Work instructions >> Copy all lines below containing "this".

Source records >>

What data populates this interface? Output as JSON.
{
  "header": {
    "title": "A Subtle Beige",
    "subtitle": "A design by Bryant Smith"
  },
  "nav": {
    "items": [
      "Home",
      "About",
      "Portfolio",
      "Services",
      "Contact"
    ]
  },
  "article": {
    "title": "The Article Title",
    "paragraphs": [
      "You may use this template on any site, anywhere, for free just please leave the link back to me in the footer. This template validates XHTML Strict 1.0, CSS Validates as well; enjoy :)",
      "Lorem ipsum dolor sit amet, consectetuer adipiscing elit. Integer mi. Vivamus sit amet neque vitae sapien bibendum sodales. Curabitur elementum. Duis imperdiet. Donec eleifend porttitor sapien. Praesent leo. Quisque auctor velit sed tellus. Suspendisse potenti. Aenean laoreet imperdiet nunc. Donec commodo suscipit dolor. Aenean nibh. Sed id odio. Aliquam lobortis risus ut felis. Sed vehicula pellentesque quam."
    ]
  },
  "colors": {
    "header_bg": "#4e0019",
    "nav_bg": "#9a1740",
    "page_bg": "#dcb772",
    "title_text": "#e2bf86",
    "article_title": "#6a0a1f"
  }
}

The result >>
What data populates this interface? Output as JSON.
      "You may use this template on any site, anywhere, for free just please leave the link back to me in the footer. This template validates XHTML Strict 1.0, CSS Validates as well; enjoy :)",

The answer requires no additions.